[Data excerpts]
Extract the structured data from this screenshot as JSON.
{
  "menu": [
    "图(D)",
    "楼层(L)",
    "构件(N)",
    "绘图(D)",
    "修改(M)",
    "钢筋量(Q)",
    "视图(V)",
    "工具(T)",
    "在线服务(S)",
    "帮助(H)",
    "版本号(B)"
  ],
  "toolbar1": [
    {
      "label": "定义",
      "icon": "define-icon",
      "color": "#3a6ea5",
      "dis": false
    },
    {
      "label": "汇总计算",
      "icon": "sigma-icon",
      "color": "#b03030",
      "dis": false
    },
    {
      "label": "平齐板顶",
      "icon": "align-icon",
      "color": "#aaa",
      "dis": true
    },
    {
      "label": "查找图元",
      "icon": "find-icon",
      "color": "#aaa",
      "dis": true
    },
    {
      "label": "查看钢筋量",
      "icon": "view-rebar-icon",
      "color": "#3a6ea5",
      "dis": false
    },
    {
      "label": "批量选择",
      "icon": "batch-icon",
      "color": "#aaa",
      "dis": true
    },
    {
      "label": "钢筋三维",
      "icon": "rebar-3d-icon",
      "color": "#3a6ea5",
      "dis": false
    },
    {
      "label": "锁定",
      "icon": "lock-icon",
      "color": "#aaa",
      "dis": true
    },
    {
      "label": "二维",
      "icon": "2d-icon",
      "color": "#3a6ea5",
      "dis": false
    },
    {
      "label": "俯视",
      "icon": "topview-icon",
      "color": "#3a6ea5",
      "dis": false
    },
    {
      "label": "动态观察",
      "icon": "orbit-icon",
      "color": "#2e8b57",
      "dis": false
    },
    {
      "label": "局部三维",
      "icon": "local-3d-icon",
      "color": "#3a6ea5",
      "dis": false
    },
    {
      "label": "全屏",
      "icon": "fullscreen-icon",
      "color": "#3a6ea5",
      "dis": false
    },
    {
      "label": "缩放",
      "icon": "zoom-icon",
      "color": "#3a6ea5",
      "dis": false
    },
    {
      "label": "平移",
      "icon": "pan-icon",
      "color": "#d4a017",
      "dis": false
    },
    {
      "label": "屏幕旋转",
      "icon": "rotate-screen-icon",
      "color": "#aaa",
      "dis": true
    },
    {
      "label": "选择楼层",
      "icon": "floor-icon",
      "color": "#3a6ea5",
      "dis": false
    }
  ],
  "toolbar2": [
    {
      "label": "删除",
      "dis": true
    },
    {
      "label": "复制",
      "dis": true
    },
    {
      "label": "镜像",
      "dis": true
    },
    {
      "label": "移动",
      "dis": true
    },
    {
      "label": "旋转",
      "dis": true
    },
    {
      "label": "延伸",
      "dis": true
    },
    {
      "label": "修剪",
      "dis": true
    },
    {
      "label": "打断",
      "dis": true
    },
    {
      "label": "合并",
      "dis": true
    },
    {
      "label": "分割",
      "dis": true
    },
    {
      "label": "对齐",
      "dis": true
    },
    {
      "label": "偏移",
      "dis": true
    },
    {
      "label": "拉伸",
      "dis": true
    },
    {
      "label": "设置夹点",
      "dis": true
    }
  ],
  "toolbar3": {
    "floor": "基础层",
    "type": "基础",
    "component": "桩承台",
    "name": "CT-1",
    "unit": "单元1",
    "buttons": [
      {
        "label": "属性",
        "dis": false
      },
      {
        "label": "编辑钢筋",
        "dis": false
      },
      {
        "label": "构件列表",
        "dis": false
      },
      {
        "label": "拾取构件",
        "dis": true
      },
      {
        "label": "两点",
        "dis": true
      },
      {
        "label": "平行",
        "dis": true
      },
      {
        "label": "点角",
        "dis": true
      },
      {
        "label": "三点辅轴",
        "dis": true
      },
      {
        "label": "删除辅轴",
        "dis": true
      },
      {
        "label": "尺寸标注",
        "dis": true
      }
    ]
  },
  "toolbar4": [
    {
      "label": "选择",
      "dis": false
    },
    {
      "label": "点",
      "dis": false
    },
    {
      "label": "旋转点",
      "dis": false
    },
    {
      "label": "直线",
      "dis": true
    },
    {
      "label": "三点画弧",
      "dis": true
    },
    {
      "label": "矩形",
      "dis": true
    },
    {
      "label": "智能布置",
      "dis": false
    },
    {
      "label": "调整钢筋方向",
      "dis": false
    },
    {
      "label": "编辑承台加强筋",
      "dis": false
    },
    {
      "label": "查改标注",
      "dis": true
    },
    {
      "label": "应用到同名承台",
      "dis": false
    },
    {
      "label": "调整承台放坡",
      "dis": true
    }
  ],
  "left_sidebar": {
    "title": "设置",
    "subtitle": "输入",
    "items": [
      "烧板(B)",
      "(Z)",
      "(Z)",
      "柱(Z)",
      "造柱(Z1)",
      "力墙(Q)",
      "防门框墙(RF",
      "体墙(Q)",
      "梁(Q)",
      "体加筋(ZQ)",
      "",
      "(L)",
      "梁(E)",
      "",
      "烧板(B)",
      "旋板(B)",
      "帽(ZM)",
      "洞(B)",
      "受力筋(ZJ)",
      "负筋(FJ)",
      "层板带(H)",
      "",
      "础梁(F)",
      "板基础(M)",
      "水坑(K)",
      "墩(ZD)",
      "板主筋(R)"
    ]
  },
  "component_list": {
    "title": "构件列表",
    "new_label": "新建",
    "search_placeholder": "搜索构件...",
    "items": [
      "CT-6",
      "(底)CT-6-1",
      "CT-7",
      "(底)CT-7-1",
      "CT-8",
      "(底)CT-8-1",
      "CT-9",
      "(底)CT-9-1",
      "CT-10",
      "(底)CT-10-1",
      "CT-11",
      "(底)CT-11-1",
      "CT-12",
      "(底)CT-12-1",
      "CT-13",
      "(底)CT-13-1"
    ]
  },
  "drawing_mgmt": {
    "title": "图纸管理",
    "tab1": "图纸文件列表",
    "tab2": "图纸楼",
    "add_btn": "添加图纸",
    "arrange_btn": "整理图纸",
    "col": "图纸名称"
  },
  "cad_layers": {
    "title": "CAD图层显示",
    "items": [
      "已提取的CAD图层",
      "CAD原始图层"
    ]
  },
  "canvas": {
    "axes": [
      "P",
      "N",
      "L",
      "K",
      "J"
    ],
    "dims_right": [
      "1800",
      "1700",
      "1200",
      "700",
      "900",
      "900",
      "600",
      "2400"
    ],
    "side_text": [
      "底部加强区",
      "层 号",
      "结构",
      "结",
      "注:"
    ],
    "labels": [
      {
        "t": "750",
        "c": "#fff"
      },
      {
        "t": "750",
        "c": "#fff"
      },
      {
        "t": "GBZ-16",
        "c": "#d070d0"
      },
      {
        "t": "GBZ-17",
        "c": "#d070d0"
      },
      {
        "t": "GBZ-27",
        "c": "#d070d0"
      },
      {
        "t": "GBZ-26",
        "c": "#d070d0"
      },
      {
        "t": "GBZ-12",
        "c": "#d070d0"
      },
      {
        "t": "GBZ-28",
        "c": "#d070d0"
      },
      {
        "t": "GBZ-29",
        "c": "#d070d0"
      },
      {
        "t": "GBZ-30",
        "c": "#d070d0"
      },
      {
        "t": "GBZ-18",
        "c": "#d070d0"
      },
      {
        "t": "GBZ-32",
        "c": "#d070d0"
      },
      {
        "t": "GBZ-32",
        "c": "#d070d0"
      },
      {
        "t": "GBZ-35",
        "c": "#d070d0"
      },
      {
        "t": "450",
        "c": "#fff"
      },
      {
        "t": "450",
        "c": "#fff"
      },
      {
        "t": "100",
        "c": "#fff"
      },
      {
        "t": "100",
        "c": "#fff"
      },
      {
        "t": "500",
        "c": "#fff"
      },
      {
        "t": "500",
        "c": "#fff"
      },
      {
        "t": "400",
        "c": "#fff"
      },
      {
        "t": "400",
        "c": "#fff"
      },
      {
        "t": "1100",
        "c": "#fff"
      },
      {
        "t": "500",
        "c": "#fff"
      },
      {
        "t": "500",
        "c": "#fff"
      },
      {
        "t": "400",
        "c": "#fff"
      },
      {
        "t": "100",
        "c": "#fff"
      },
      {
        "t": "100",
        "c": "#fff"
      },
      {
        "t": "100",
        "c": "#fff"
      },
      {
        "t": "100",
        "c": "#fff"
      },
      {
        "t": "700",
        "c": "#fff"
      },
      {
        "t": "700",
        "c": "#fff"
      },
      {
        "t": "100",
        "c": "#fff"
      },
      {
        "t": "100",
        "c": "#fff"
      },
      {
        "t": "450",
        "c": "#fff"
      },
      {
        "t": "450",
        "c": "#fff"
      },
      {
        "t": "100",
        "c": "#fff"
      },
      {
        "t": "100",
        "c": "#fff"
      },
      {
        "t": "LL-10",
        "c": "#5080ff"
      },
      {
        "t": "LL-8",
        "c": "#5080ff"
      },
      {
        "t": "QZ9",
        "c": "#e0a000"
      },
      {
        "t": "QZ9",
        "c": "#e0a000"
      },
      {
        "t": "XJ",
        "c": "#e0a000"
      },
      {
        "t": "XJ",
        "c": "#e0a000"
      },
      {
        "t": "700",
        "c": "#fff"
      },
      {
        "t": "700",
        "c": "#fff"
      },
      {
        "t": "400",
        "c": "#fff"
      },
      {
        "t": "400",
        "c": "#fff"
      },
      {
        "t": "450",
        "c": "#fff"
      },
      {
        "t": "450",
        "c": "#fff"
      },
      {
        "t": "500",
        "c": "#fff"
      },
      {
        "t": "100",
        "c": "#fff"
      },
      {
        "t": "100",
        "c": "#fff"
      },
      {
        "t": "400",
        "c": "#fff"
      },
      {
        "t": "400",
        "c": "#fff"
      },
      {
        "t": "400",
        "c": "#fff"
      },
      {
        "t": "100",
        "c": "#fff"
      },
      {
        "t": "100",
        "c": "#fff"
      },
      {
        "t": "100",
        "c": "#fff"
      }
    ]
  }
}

- **SET TASK**:
Select and copy each line from the data that includes the word "rebar".

- **WORKED SOLUTION**:
      "icon": "view-rebar-icon",
      "icon": "rebar-3d-icon",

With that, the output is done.